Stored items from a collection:
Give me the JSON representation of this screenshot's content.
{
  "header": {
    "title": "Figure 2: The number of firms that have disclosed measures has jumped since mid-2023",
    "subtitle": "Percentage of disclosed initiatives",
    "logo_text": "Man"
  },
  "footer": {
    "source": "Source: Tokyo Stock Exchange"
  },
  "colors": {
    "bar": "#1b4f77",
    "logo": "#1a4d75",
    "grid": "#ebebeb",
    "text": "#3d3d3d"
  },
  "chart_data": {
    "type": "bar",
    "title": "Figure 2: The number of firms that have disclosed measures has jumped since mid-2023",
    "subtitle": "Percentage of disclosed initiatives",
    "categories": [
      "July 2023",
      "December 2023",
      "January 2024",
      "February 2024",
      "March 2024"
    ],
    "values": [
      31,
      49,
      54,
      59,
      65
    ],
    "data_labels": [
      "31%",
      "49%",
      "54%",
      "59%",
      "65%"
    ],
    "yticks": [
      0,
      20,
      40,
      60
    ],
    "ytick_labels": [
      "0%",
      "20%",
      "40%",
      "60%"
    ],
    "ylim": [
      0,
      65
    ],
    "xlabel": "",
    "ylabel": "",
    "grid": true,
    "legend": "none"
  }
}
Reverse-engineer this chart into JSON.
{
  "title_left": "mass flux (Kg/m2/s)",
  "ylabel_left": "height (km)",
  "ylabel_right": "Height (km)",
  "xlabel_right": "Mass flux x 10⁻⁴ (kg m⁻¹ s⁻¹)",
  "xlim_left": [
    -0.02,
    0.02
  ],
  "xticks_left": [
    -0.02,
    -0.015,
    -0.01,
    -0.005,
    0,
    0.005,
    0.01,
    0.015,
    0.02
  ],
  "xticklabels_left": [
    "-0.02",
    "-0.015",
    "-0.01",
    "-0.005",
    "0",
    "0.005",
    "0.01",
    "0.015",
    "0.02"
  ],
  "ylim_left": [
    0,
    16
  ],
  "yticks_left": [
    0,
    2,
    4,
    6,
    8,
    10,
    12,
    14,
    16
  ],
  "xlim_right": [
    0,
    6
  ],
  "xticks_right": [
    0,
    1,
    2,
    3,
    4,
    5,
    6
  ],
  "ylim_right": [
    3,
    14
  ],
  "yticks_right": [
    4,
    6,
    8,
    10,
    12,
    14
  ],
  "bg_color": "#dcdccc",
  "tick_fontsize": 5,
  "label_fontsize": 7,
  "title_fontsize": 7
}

Set exercise: Copy out the whole listing exactly as written.

Result for this task:
Give me the JSON representation of this screenshot's content.
{
  "header": {
    "title": "Figure 2: The number of firms that have disclosed measures has jumped since mid-2023",
    "subtitle": "Percentage of disclosed initiatives",
    "logo_text": "Man"
  },
  "footer": {
    "source": "Source: Tokyo Stock Exchange"
  },
  "colors": {
    "bar": "#1b4f77",
    "logo": "#1a4d75",
    "grid": "#ebebeb",
    "text": "#3d3d3d"
  },
  "chart_data": {
    "type": "bar",
    "title": "Figure 2: The number of firms that have disclosed measures has jumped since mid-2023",
    "subtitle": "Percentage of disclosed initiatives",
    "categories": [
      "July 2023",
      "December 2023",
      "January 2024",
      "February 2024",
      "March 2024"
    ],
    "values": [
      31,
      49,
      54,
      59,
      65
    ],
    "data_labels": [
      "31%",
      "49%",
      "54%",
      "59%",
      "65%"
    ],
    "yticks": [
      0,
      20,
      40,
      60
    ],
    "ytick_labels": [
      "0%",
      "20%",
      "40%",
      "60%"
    ],
    "ylim": [
      0,
      65
    ],
    "xlabel": "",
    "ylabel": "",
    "grid": true,
    "legend": "none"
  }
}
Reverse-engineer this chart into JSON.
{
  "title_left": "mass flux (Kg/m2/s)",
  "ylabel_left": "height (km)",
  "ylabel_right": "Height (km)",
  "xlabel_right": "Mass flux x 10⁻⁴ (kg m⁻¹ s⁻¹)",
  "xlim_left": [
    -0.02,
    0.02
  ],
  "xticks_left": [
    -0.02,
    -0.015,
    -0.01,
    -0.005,
    0,
    0.005,
    0.01,
    0.015,
    0.02
  ],
  "xticklabels_left": [
    "-0.02",
    "-0.015",
    "-0.01",
    "-0.005",
    "0",
    "0.005",
    "0.01",
    "0.015",
    "0.02"
  ],
  "ylim_left": [
    0,
    16
  ],
  "yticks_left": [
    0,
    2,
    4,
    6,
    8,
    10,
    12,
    14,
    16
  ],
  "xlim_right": [
    0,
    6
  ],
  "xticks_right": [
    0,
    1,
    2,
    3,
    4,
    5,
    6
  ],
  "ylim_right": [
    3,
    14
  ],
  "yticks_right": [
    4,
    6,
    8,
    10,
    12,
    14
  ],
  "bg_color": "#dcdccc",
  "tick_fontsize": 5,
  "label_fontsize": 7,
  "title_fontsize": 7
}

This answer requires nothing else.